* Data shown:
»»

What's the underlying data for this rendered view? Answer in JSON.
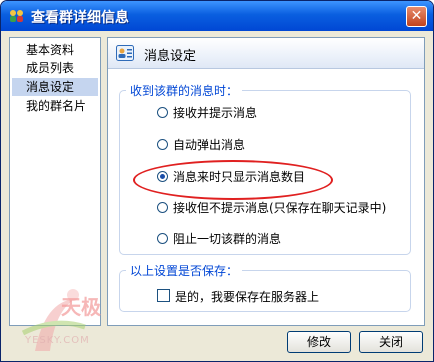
{
  "window": {
    "title": "查看群详细信息",
    "close_glyph": "✕"
  },
  "sidebar": {
    "items": [
      {
        "label": "基本资料",
        "active": false
      },
      {
        "label": "成员列表",
        "active": false
      },
      {
        "label": "消息设定",
        "active": true
      },
      {
        "label": "我的群名片",
        "active": false
      }
    ]
  },
  "panel": {
    "title": "消息设定",
    "receive_group": {
      "legend": "收到该群的消息时：",
      "options": [
        {
          "label": "接收并提示消息",
          "checked": false
        },
        {
          "label": "自动弹出消息",
          "checked": false
        },
        {
          "label": "消息来时只显示消息数目",
          "checked": true
        },
        {
          "label": "接收但不提示消息(只保存在聊天记录中)",
          "checked": false
        },
        {
          "label": "阻止一切该群的消息",
          "checked": false
        }
      ]
    },
    "save_group": {
      "legend": "以上设置是否保存：",
      "checkbox_label": "是的，我要保存在服务器上",
      "checked": false
    }
  },
  "buttons": {
    "modify": "修改",
    "close": "关闭"
  },
  "watermark": {
    "text": "天极",
    "url": "YESKY.COM"
  },
  "colors": {
    "titlebar": "#0a5fe0",
    "legend": "#0046d5",
    "highlight": "#e02020",
    "nav_active": "#c5d5ef"
  }
}
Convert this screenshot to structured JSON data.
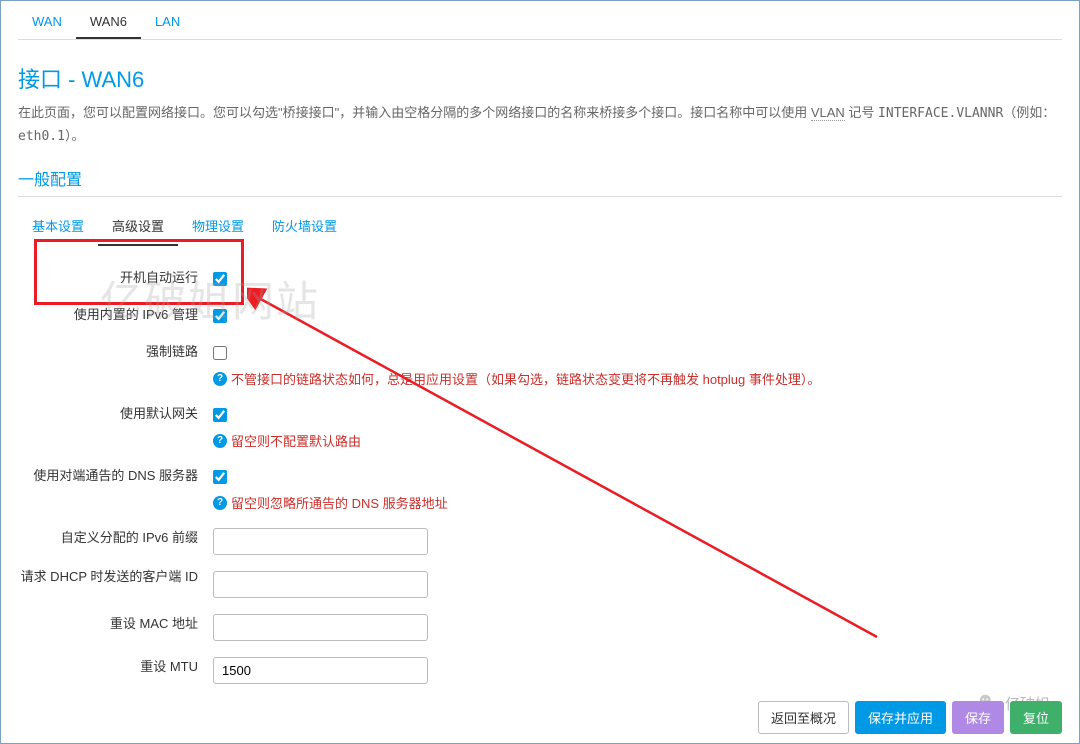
{
  "top_tabs": {
    "wan": "WAN",
    "wan6": "WAN6",
    "lan": "LAN"
  },
  "title": "接口 - WAN6",
  "desc_parts": {
    "p1": "在此页面，您可以配置网络接口。您可以勾选\"桥接接口\"，并输入由空格分隔的多个网络接口的名称来桥接多个接口。接口名称中可以使用 ",
    "vlan": "VLAN",
    "p2": " 记号 ",
    "iface": "INTERFACE.VLANNR",
    "p3": "（例如：",
    "eth": "eth0.1",
    "p4": "）。"
  },
  "section_title": "一般配置",
  "sub_tabs": {
    "basic": "基本设置",
    "advanced": "高级设置",
    "physical": "物理设置",
    "firewall": "防火墙设置"
  },
  "labels": {
    "auto_start": "开机自动运行",
    "builtin_ipv6": "使用内置的 IPv6 管理",
    "force_link": "强制链路",
    "default_gw": "使用默认网关",
    "peer_dns": "使用对端通告的 DNS 服务器",
    "ipv6_prefix": "自定义分配的 IPv6 前缀",
    "client_id": "请求 DHCP 时发送的客户端 ID",
    "reset_mac": "重设 MAC 地址",
    "reset_mtu": "重设 MTU"
  },
  "help": {
    "force_link": "不管接口的链路状态如何，总是用应用设置（如果勾选，链路状态变更将不再触发 hotplug 事件处理）。",
    "default_gw": "留空则不配置默认路由",
    "peer_dns": "留空则忽略所通告的 DNS 服务器地址"
  },
  "values": {
    "mtu": "1500",
    "ipv6_prefix": "",
    "client_id": "",
    "mac": ""
  },
  "buttons": {
    "back": "返回至概况",
    "save_apply": "保存并应用",
    "save": "保存",
    "reset": "复位"
  },
  "watermark": "亿破姐网站",
  "wechat": "亿破姐",
  "help_icon": "?"
}
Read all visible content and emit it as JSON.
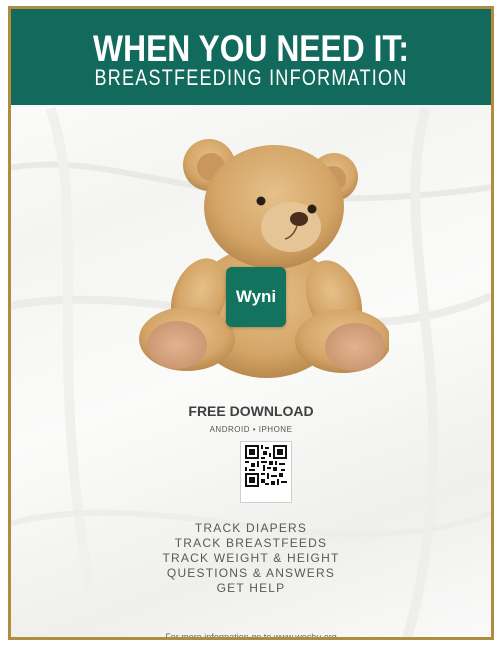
{
  "banner": {
    "title": "WHEN YOU NEED IT:",
    "subtitle": "BREASTFEEDING INFORMATION",
    "color": "#126a5d"
  },
  "app": {
    "name": "Wyni",
    "color": "#12735f"
  },
  "download": {
    "heading": "FREE DOWNLOAD",
    "platforms": "ANDROID • IPHONE"
  },
  "qr": {
    "icon": "qr-code-icon"
  },
  "features": [
    "TRACK DIAPERS",
    "TRACK BREASTFEEDS",
    "TRACK WEIGHT & HEIGHT",
    "QUESTIONS & ANSWERS",
    "GET HELP"
  ],
  "footer": {
    "text": "For more information go to www.wechu.org"
  },
  "border_color": "#b08d3c"
}
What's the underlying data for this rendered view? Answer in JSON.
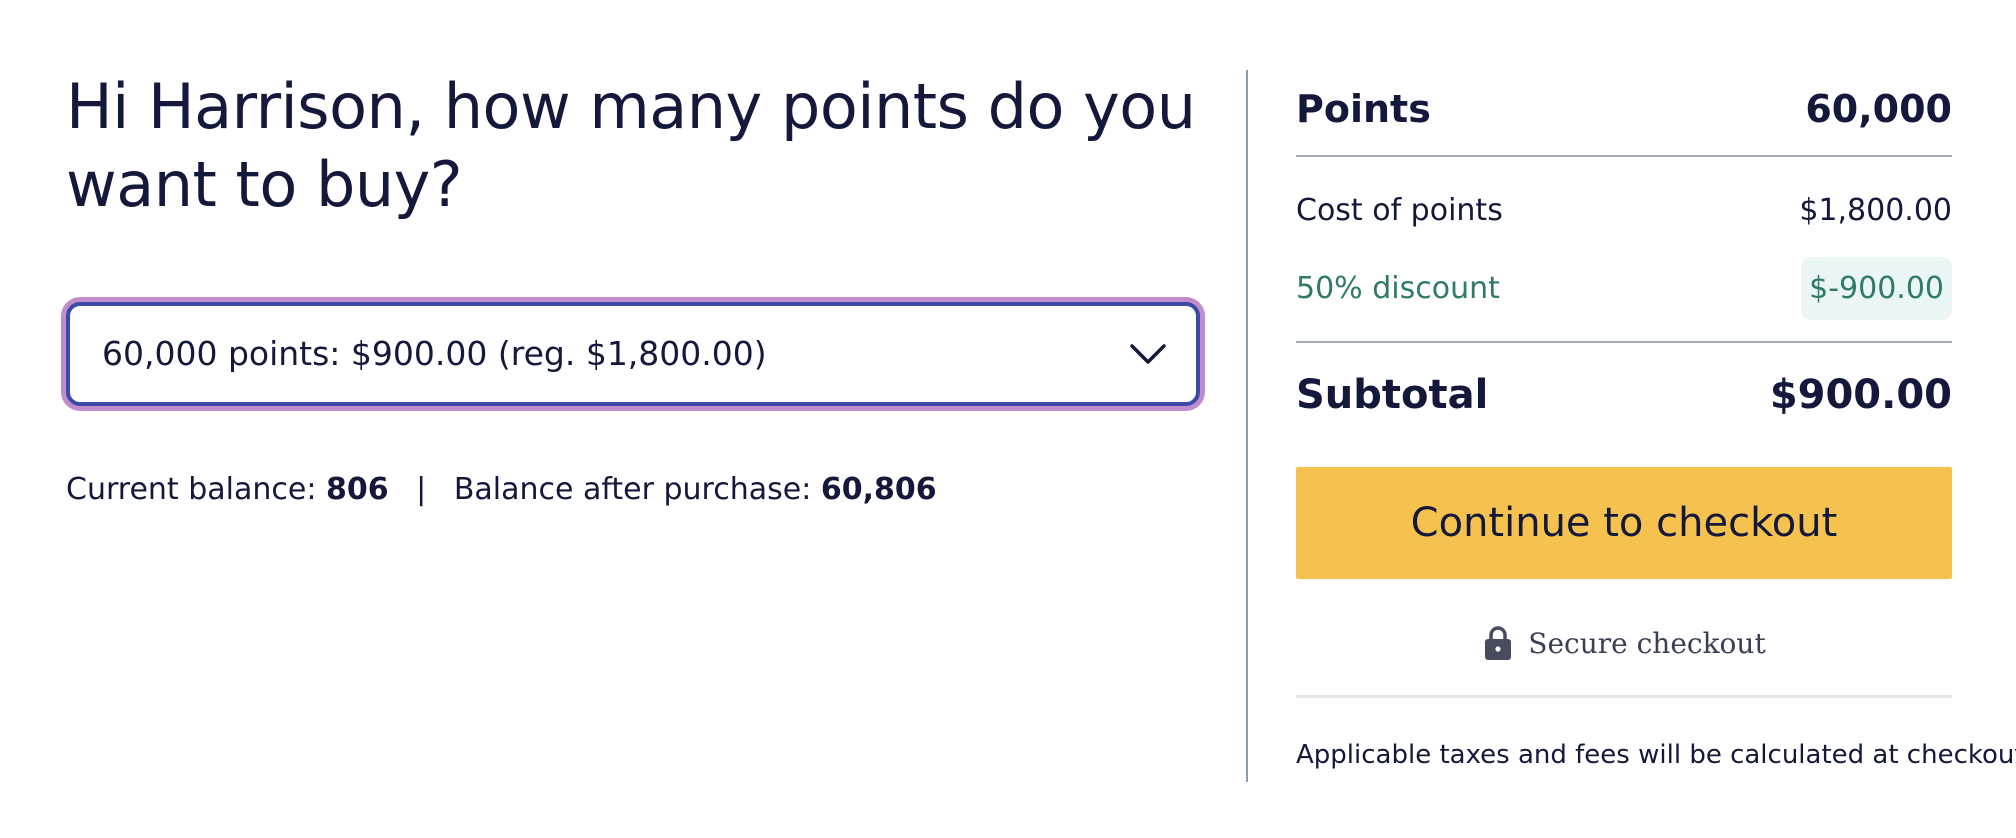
{
  "heading": "Hi Harrison, how many points do you want to buy?",
  "points_select": {
    "selected": "60,000 points: $900.00 (reg. $1,800.00)"
  },
  "balance": {
    "current_label": "Current balance:",
    "current_value": "806",
    "separator": "|",
    "after_label": "Balance after purchase:",
    "after_value": "60,806"
  },
  "summary": {
    "points_label": "Points",
    "points_value": "60,000",
    "cost_label": "Cost of points",
    "cost_value": "$1,800.00",
    "discount_label": "50% discount",
    "discount_value": "$-900.00",
    "subtotal_label": "Subtotal",
    "subtotal_value": "$900.00",
    "checkout_button": "Continue to checkout",
    "secure_label": "Secure checkout",
    "taxes_note": "Applicable taxes and fees will be calculated at checkout."
  },
  "icons": {
    "chevron": "chevron-down-icon",
    "lock": "lock-icon"
  },
  "colors": {
    "text": "#14193b",
    "select_border": "#3a4aa6",
    "select_focus_ring": "#c08ccc",
    "discount_text": "#2f7a6a",
    "discount_bg": "#eaf6f4",
    "checkout_button_bg": "#f5c24f",
    "divider": "#8e9bb5"
  }
}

««

* Set problem: Repeat the data in full and exactly. Omit pictures.

* Written solution:
What's the underlying data for this rendered view? Answer in JSON.
{
  "window": {
    "title": "查看群详细信息",
    "close_glyph": "✕"
  },
  "sidebar": {
    "items": [
      {
        "label": "基本资料",
        "active": false
      },
      {
        "label": "成员列表",
        "active": false
      },
      {
        "label": "消息设定",
        "active": true
      },
      {
        "label": "我的群名片",
        "active": false
      }
    ]
  },
  "panel": {
    "title": "消息设定",
    "receive_group": {
      "legend": "收到该群的消息时：",
      "options": [
        {
          "label": "接收并提示消息",
          "checked": false
        },
        {
          "label": "自动弹出消息",
          "checked": false
        },
        {
          "label": "消息来时只显示消息数目",
          "checked": true
        },
        {
          "label": "接收但不提示消息(只保存在聊天记录中)",
          "checked": false
        },
        {
          "label": "阻止一切该群的消息",
          "checked": false
        }
      ]
    },
    "save_group": {
      "legend": "以上设置是否保存：",
      "checkbox_label": "是的，我要保存在服务器上",
      "checked": false
    }
  },
  "buttons": {
    "modify": "修改",
    "close": "关闭"
  },
  "watermark": {
    "text": "天极",
    "url": "YESKY.COM"
  },
  "colors": {
    "titlebar": "#0a5fe0",
    "legend": "#0046d5",
    "highlight": "#e02020",
    "nav_active": "#c5d5ef"
  }
}
Convert this screenshot to structured JSON data.
{
  "top_tabs": {
    "wan": "WAN",
    "wan6": "WAN6",
    "lan": "LAN"
  },
  "title": "接口 - WAN6",
  "desc_parts": {
    "p1": "在此页面，您可以配置网络接口。您可以勾选\"桥接接口\"，并输入由空格分隔的多个网络接口的名称来桥接多个接口。接口名称中可以使用 ",
    "vlan": "VLAN",
    "p2": " 记号 ",
    "iface": "INTERFACE.VLANNR",
    "p3": "（例如：",
    "eth": "eth0.1",
    "p4": "）。"
  },
  "section_title": "一般配置",
  "sub_tabs": {
    "basic": "基本设置",
    "advanced": "高级设置",
    "physical": "物理设置",
    "firewall": "防火墙设置"
  },
  "labels": {
    "auto_start": "开机自动运行",
    "builtin_ipv6": "使用内置的 IPv6 管理",
    "force_link": "强制链路",
    "default_gw": "使用默认网关",
    "peer_dns": "使用对端通告的 DNS 服务器",
    "ipv6_prefix": "自定义分配的 IPv6 前缀",
    "client_id": "请求 DHCP 时发送的客户端 ID",
    "reset_mac": "重设 MAC 地址",
    "reset_mtu": "重设 MTU"
  },
  "help": {
    "force_link": "不管接口的链路状态如何，总是用应用设置（如果勾选，链路状态变更将不再触发 hotplug 事件处理）。",
    "default_gw": "留空则不配置默认路由",
    "peer_dns": "留空则忽略所通告的 DNS 服务器地址"
  },
  "values": {
    "mtu": "1500",
    "ipv6_prefix": "",
    "client_id": "",
    "mac": ""
  },
  "buttons": {
    "back": "返回至概况",
    "save_apply": "保存并应用",
    "save": "保存",
    "reset": "复位"
  },
  "watermark": "亿破姐网站",
  "wechat": "亿破姐",
  "help_icon": "?"
}
Read all visible content and emit it as JSON.
{
  "banner": {
    "title": "WHEN YOU NEED IT:",
    "subtitle": "BREASTFEEDING INFORMATION",
    "color": "#126a5d"
  },
  "app": {
    "name": "Wyni",
    "color": "#12735f"
  },
  "download": {
    "heading": "FREE DOWNLOAD",
    "platforms": "ANDROID • IPHONE"
  },
  "qr": {
    "icon": "qr-code-icon"
  },
  "features": [
    "TRACK DIAPERS",
    "TRACK BREASTFEEDS",
    "TRACK WEIGHT & HEIGHT",
    "QUESTIONS & ANSWERS",
    "GET HELP"
  ],
  "footer": {
    "text": "For more information go to www.wechu.org"
  },
  "border_color": "#b08d3c"
}
What's the underlying data for this rendered view? Answer in JSON.
{
  "heading": "Hi Harrison, how many points do you want to buy?",
  "points_select": {
    "selected": "60,000 points: $900.00 (reg. $1,800.00)"
  },
  "balance": {
    "current_label": "Current balance:",
    "current_value": "806",
    "separator": "|",
    "after_label": "Balance after purchase:",
    "after_value": "60,806"
  },
  "summary": {
    "points_label": "Points",
    "points_value": "60,000",
    "cost_label": "Cost of points",
    "cost_value": "$1,800.00",
    "discount_label": "50% discount",
    "discount_value": "$-900.00",
    "subtotal_label": "Subtotal",
    "subtotal_value": "$900.00",
    "checkout_button": "Continue to checkout",
    "secure_label": "Secure checkout",
    "taxes_note": "Applicable taxes and fees will be calculated at checkout."
  },
  "icons": {
    "chevron": "chevron-down-icon",
    "lock": "lock-icon"
  },
  "colors": {
    "text": "#14193b",
    "select_border": "#3a4aa6",
    "select_focus_ring": "#c08ccc",
    "discount_text": "#2f7a6a",
    "discount_bg": "#eaf6f4",
    "checkout_button_bg": "#f5c24f",
    "divider": "#8e9bb5"
  }
}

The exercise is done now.